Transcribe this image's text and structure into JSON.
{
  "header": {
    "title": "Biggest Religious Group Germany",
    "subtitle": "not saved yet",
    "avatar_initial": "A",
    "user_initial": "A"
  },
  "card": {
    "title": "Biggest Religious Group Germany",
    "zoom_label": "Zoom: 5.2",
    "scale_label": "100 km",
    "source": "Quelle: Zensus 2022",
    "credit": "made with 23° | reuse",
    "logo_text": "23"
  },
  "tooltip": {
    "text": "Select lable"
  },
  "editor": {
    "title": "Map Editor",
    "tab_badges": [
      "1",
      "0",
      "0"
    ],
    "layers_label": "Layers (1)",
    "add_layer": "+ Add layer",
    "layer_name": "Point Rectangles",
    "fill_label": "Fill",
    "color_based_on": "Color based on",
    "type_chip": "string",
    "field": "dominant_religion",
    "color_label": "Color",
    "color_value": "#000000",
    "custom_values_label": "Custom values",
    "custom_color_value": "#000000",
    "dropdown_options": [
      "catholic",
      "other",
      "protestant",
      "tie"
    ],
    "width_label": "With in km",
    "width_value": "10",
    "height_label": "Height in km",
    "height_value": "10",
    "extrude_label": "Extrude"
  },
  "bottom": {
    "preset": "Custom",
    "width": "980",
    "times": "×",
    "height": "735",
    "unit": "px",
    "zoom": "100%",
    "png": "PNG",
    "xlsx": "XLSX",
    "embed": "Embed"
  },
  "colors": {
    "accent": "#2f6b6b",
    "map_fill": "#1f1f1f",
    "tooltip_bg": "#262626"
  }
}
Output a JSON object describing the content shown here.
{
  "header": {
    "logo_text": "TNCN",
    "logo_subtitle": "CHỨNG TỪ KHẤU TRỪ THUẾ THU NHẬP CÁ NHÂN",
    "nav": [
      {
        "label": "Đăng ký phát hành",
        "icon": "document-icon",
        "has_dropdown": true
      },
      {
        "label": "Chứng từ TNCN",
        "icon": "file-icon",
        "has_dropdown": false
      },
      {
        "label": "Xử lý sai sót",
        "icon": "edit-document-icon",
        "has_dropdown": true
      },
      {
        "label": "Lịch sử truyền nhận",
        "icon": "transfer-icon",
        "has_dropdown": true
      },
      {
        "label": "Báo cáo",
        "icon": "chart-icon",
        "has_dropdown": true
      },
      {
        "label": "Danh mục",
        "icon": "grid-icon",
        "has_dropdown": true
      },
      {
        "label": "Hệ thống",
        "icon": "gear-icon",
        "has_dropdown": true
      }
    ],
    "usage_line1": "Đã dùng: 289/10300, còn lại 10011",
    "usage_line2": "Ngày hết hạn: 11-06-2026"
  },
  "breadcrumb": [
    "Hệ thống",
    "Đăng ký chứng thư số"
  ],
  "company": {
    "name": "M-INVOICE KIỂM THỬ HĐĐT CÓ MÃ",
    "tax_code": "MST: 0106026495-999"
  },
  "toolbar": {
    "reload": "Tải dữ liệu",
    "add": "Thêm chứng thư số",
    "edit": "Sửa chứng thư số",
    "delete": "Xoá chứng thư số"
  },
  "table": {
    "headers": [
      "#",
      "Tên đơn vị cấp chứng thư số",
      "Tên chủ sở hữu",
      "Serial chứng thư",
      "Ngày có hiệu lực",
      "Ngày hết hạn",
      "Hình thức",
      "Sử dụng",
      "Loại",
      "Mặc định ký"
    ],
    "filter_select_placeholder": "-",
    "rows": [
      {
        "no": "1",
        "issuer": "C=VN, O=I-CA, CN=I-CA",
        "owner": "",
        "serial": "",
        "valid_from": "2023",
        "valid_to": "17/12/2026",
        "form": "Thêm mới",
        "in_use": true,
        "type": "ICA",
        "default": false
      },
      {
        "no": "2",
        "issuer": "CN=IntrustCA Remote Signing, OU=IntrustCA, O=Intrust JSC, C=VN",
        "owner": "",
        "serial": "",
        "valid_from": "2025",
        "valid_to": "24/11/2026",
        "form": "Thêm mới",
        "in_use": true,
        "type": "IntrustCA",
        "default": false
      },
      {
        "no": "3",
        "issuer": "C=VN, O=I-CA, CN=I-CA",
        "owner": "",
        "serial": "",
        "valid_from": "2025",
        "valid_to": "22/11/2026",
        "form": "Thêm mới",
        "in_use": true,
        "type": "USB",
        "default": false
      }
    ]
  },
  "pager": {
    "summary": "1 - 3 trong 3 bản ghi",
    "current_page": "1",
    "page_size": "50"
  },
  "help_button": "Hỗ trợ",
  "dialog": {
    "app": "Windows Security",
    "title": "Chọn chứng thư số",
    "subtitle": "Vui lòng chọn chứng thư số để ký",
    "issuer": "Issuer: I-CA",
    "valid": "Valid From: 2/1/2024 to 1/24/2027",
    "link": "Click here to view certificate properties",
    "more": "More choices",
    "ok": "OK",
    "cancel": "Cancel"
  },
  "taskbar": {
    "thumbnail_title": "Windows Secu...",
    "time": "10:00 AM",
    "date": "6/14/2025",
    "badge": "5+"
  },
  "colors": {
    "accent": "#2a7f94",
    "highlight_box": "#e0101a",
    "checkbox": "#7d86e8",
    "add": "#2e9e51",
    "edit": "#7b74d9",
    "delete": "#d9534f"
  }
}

_Problem requirements_
Pick out every line with the string "here" and copy it.

_Task response_
Output a JSON object describing the content shown here.
    "link": "Click here to view certificate properties",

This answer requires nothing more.